Look for the string "casts" and copy every line that has it.

Collection entries:

· · · · ·

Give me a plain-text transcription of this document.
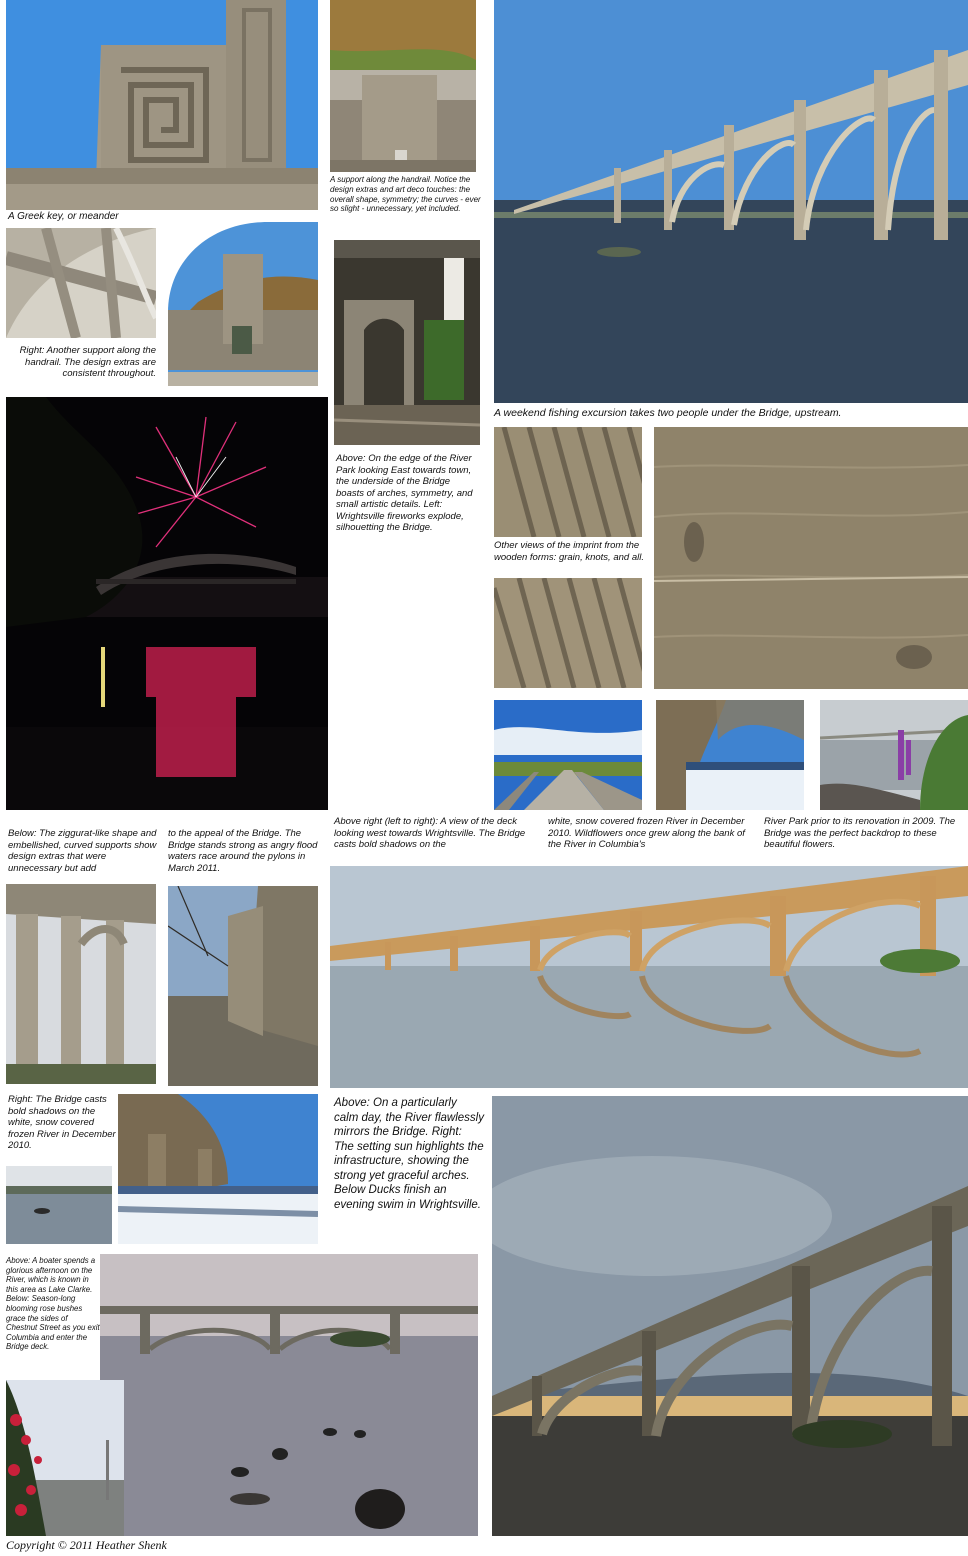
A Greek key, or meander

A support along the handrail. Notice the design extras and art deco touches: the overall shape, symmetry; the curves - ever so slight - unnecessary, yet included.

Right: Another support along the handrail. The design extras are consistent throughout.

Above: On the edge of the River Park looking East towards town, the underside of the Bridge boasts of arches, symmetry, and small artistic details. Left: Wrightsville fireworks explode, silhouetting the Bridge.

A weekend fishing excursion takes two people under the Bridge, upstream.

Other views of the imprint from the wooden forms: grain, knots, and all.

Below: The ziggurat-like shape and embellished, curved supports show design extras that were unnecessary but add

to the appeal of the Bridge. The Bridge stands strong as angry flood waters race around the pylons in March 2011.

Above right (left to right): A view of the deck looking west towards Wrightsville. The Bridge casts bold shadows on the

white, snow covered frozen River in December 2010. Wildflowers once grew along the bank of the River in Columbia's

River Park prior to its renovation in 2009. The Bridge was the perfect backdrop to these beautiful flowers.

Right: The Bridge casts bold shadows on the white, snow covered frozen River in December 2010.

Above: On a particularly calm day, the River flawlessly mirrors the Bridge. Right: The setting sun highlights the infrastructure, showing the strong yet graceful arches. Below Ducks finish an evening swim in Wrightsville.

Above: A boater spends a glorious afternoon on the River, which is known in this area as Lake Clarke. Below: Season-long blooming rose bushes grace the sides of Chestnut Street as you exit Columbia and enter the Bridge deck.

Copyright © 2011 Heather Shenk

· · · · ·

Exercise solution:
Above right (left to right): A view of the deck looking west towards Wrightsville. The Bridge casts bold shadows on the
Right: The Bridge casts bold shadows on the white, snow covered frozen River in December 2010.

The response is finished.